EXERCISE BRIEF: Your task is to print all of the material verbatim.

EXERCISE MATERIAL:
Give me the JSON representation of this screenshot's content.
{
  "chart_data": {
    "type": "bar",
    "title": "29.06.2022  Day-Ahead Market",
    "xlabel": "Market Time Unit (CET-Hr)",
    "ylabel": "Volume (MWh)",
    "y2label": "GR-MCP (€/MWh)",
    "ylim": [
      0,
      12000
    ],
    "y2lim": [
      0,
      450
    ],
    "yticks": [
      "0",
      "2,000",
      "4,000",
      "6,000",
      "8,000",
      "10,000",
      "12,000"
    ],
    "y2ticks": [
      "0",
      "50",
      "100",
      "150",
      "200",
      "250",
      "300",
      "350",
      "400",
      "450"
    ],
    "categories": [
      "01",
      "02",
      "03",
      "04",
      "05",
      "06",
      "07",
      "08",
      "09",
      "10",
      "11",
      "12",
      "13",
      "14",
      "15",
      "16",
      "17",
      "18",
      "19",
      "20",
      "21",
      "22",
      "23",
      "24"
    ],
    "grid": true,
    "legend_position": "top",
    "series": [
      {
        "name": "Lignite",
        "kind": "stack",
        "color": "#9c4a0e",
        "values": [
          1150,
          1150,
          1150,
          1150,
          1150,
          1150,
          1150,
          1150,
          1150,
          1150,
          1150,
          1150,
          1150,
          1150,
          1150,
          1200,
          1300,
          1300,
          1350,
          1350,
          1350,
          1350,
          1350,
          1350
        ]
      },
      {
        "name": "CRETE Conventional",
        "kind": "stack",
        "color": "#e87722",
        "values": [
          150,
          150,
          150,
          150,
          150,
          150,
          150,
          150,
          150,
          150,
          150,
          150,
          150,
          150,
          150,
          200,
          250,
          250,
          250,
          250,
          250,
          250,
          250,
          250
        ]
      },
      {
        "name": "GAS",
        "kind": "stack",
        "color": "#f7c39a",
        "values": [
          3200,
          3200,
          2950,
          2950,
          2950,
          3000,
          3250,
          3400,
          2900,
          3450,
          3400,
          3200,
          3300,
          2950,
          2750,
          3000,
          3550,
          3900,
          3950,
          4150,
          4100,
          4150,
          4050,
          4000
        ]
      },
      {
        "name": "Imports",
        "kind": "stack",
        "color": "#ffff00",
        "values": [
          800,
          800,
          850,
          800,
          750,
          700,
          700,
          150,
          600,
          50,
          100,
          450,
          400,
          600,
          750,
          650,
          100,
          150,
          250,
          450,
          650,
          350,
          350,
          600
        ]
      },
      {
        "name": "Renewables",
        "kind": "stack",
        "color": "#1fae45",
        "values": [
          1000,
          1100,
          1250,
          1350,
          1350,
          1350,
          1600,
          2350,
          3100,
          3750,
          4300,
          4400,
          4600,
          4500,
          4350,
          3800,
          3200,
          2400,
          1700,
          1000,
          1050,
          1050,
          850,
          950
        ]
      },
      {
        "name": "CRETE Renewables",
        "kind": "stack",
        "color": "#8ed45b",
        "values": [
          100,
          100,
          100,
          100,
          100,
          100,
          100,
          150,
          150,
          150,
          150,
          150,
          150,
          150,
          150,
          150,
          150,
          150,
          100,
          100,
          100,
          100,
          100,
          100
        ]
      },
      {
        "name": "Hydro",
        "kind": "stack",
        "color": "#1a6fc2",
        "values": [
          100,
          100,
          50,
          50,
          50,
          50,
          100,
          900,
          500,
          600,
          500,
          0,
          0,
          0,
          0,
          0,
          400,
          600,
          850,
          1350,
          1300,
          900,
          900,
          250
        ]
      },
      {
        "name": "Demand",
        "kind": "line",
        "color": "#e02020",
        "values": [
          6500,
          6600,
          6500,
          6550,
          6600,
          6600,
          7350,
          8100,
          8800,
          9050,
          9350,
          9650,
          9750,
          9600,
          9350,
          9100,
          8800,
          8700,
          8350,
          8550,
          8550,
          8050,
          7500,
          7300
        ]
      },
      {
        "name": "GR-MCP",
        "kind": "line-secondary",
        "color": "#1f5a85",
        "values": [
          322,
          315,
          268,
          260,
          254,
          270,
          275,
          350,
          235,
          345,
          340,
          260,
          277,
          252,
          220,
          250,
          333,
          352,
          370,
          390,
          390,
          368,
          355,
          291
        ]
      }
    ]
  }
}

FULL OUTPUT:
Give me the JSON representation of this screenshot's content.
{
  "chart_data": {
    "type": "bar",
    "title": "29.06.2022  Day-Ahead Market",
    "xlabel": "Market Time Unit (CET-Hr)",
    "ylabel": "Volume (MWh)",
    "y2label": "GR-MCP (€/MWh)",
    "ylim": [
      0,
      12000
    ],
    "y2lim": [
      0,
      450
    ],
    "yticks": [
      "0",
      "2,000",
      "4,000",
      "6,000",
      "8,000",
      "10,000",
      "12,000"
    ],
    "y2ticks": [
      "0",
      "50",
      "100",
      "150",
      "200",
      "250",
      "300",
      "350",
      "400",
      "450"
    ],
    "categories": [
      "01",
      "02",
      "03",
      "04",
      "05",
      "06",
      "07",
      "08",
      "09",
      "10",
      "11",
      "12",
      "13",
      "14",
      "15",
      "16",
      "17",
      "18",
      "19",
      "20",
      "21",
      "22",
      "23",
      "24"
    ],
    "grid": true,
    "legend_position": "top",
    "series": [
      {
        "name": "Lignite",
        "kind": "stack",
        "color": "#9c4a0e",
        "values": [
          1150,
          1150,
          1150,
          1150,
          1150,
          1150,
          1150,
          1150,
          1150,
          1150,
          1150,
          1150,
          1150,
          1150,
          1150,
          1200,
          1300,
          1300,
          1350,
          1350,
          1350,
          1350,
          1350,
          1350
        ]
      },
      {
        "name": "CRETE Conventional",
        "kind": "stack",
        "color": "#e87722",
        "values": [
          150,
          150,
          150,
          150,
          150,
          150,
          150,
          150,
          150,
          150,
          150,
          150,
          150,
          150,
          150,
          200,
          250,
          250,
          250,
          250,
          250,
          250,
          250,
          250
        ]
      },
      {
        "name": "GAS",
        "kind": "stack",
        "color": "#f7c39a",
        "values": [
          3200,
          3200,
          2950,
          2950,
          2950,
          3000,
          3250,
          3400,
          2900,
          3450,
          3400,
          3200,
          3300,
          2950,
          2750,
          3000,
          3550,
          3900,
          3950,
          4150,
          4100,
          4150,
          4050,
          4000
        ]
      },
      {
        "name": "Imports",
        "kind": "stack",
        "color": "#ffff00",
        "values": [
          800,
          800,
          850,
          800,
          750,
          700,
          700,
          150,
          600,
          50,
          100,
          450,
          400,
          600,
          750,
          650,
          100,
          150,
          250,
          450,
          650,
          350,
          350,
          600
        ]
      },
      {
        "name": "Renewables",
        "kind": "stack",
        "color": "#1fae45",
        "values": [
          1000,
          1100,
          1250,
          1350,
          1350,
          1350,
          1600,
          2350,
          3100,
          3750,
          4300,
          4400,
          4600,
          4500,
          4350,
          3800,
          3200,
          2400,
          1700,
          1000,
          1050,
          1050,
          850,
          950
        ]
      },
      {
        "name": "CRETE Renewables",
        "kind": "stack",
        "color": "#8ed45b",
        "values": [
          100,
          100,
          100,
          100,
          100,
          100,
          100,
          150,
          150,
          150,
          150,
          150,
          150,
          150,
          150,
          150,
          150,
          150,
          100,
          100,
          100,
          100,
          100,
          100
        ]
      },
      {
        "name": "Hydro",
        "kind": "stack",
        "color": "#1a6fc2",
        "values": [
          100,
          100,
          50,
          50,
          50,
          50,
          100,
          900,
          500,
          600,
          500,
          0,
          0,
          0,
          0,
          0,
          400,
          600,
          850,
          1350,
          1300,
          900,
          900,
          250
        ]
      },
      {
        "name": "Demand",
        "kind": "line",
        "color": "#e02020",
        "values": [
          6500,
          6600,
          6500,
          6550,
          6600,
          6600,
          7350,
          8100,
          8800,
          9050,
          9350,
          9650,
          9750,
          9600,
          9350,
          9100,
          8800,
          8700,
          8350,
          8550,
          8550,
          8050,
          7500,
          7300
        ]
      },
      {
        "name": "GR-MCP",
        "kind": "line-secondary",
        "color": "#1f5a85",
        "values": [
          322,
          315,
          268,
          260,
          254,
          270,
          275,
          350,
          235,
          345,
          340,
          260,
          277,
          252,
          220,
          250,
          333,
          352,
          370,
          390,
          390,
          368,
          355,
          291
        ]
      }
    ]
  }
}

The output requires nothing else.